** Begin **

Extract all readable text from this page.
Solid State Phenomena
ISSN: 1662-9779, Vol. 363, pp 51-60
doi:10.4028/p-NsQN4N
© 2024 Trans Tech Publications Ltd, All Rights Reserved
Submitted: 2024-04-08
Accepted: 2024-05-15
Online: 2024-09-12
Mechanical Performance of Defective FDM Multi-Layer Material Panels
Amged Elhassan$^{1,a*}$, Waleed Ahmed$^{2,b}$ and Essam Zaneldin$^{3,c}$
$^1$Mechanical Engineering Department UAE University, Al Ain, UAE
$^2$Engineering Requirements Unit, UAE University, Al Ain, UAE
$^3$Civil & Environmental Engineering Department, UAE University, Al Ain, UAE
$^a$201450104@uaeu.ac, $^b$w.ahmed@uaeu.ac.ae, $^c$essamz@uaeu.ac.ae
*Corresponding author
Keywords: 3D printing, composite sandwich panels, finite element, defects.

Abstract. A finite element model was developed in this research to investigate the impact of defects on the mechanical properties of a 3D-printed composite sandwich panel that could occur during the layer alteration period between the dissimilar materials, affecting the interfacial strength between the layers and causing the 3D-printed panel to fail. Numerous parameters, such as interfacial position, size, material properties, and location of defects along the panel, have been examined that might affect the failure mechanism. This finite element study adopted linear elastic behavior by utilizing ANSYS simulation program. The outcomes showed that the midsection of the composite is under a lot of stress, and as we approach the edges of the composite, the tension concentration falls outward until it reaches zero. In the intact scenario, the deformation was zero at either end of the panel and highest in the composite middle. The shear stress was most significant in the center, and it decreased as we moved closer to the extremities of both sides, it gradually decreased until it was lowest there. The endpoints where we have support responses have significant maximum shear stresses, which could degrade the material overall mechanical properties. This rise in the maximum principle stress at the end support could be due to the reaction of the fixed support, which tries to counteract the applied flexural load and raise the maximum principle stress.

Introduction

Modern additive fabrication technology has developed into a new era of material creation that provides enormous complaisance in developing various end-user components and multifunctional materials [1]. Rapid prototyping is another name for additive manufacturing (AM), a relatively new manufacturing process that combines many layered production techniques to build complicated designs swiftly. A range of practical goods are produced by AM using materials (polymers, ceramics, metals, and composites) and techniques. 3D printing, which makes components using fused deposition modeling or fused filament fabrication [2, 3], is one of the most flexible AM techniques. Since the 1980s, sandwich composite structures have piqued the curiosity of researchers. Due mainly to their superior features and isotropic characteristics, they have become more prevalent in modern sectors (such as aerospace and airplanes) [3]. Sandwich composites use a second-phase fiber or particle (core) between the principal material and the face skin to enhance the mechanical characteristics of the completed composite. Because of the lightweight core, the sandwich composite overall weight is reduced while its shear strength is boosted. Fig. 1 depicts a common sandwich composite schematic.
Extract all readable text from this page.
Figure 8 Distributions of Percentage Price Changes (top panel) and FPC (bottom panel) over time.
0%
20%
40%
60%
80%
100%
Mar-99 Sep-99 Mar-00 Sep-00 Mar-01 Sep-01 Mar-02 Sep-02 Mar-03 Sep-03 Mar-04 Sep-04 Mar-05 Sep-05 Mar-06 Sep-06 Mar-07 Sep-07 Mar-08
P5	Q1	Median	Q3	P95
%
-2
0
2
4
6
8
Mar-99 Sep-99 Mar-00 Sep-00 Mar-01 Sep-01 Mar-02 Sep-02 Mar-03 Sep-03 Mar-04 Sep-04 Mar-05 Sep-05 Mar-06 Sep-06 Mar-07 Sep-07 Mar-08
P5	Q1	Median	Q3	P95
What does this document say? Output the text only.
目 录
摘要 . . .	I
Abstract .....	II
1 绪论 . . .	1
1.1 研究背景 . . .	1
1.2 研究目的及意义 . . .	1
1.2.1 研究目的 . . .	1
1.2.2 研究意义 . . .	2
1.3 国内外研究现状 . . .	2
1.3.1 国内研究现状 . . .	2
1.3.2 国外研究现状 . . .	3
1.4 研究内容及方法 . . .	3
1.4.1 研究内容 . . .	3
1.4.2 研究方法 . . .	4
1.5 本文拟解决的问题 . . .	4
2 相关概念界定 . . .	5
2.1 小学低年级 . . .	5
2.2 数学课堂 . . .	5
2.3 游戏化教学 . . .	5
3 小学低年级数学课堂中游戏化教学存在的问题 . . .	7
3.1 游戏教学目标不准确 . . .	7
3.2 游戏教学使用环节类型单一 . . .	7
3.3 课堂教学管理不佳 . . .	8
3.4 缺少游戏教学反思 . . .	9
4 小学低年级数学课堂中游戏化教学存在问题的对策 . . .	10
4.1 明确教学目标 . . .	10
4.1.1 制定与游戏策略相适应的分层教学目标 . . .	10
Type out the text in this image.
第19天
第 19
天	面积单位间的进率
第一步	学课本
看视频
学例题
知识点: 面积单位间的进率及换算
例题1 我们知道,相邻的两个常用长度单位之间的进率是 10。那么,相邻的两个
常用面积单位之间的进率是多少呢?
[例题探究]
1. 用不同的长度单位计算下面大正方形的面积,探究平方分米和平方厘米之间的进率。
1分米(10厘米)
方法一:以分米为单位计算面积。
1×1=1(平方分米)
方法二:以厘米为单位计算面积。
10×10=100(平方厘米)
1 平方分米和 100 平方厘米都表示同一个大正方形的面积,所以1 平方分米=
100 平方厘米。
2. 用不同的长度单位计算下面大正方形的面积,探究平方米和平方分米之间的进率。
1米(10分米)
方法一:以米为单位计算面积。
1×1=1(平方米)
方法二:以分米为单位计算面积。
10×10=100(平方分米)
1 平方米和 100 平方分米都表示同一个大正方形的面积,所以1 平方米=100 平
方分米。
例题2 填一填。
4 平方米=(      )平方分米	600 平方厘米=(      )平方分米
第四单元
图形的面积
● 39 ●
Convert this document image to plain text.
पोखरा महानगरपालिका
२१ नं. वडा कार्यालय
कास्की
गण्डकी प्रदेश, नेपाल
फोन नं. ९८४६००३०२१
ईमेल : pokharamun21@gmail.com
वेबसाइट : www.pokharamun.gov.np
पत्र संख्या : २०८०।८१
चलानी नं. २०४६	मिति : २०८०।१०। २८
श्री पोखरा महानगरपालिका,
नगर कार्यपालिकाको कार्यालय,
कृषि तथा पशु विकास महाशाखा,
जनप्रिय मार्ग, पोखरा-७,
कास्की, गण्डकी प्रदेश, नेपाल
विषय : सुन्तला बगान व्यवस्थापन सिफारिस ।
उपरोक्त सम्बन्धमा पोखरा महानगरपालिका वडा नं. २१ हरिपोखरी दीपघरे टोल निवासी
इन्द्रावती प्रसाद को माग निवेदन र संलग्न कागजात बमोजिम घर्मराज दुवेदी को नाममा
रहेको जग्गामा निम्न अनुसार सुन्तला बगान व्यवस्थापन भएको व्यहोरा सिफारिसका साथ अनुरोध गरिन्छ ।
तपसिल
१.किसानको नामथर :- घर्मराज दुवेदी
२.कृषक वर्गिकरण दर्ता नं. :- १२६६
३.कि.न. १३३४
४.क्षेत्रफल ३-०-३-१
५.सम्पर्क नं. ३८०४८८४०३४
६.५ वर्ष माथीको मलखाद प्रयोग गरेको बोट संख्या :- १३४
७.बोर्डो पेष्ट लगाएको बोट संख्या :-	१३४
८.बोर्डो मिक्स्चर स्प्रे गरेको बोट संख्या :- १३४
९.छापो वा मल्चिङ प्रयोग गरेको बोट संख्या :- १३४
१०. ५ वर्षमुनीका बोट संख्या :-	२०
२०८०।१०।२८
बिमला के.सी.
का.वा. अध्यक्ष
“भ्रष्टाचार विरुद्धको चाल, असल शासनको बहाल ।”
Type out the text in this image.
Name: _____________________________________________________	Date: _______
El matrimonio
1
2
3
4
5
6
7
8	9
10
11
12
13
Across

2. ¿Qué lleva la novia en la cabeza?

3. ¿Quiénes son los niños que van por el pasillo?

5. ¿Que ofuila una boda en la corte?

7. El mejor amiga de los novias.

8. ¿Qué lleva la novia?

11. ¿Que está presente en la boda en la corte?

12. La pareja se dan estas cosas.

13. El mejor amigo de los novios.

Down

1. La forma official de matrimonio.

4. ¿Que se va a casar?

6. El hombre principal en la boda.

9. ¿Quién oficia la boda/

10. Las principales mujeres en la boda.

** End **

Look through the entries above; copy every line holding the string "corte".

*Correct output:*
5. ¿Que ofuila una boda en la corte?
11. ¿Que está presente en la boda en la corte?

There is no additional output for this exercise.